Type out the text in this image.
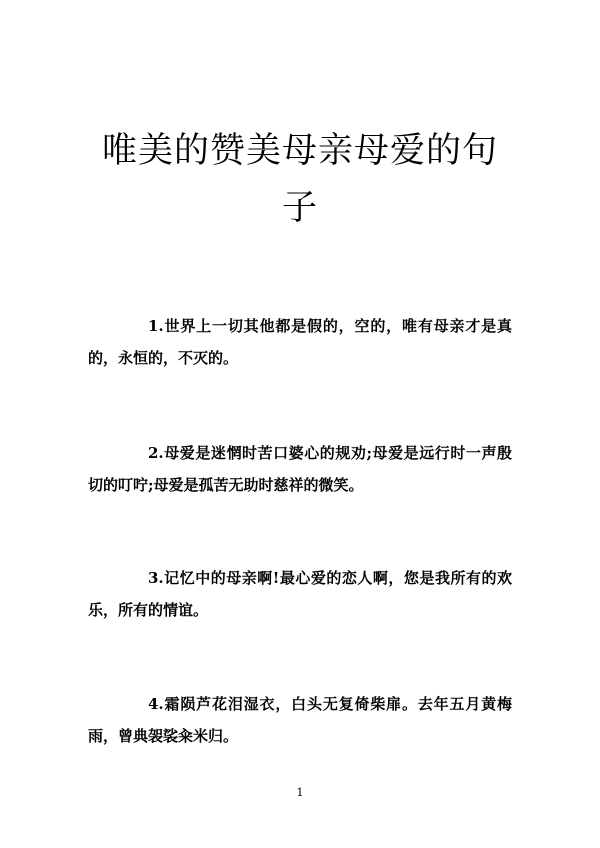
唯美的赞美母亲母爱的句子

1.世界上一切其他都是假的，空的，唯有母亲才是真的，永恒的，不灭的。

2.母爱是迷惘时苦口婆心的规劝;母爱是远行时一声殷切的叮咛;母爱是孤苦无助时慈祥的微笑。

3.记忆中的母亲啊!最心爱的恋人啊，您是我所有的欢乐，所有的情谊。

4.霜陨芦花泪湿衣，白头无复倚柴扉。去年五月黄梅雨，曾典袈裟籴米归。

1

### [THE EXERCISE]
Without the pictures, restate each entry exactly.

### [RESPONSE TO THE TASK]
Type out the text in this image.
唯美的赞美母亲母爱的句子

1.世界上一切其他都是假的，空的，唯有母亲才是真的，永恒的，不灭的。

2.母爱是迷惘时苦口婆心的规劝;母爱是远行时一声殷切的叮咛;母爱是孤苦无助时慈祥的微笑。

3.记忆中的母亲啊!最心爱的恋人啊，您是我所有的欢乐，所有的情谊。

4.霜陨芦花泪湿衣，白头无复倚柴扉。去年五月黄梅雨，曾典袈裟籴米归。

1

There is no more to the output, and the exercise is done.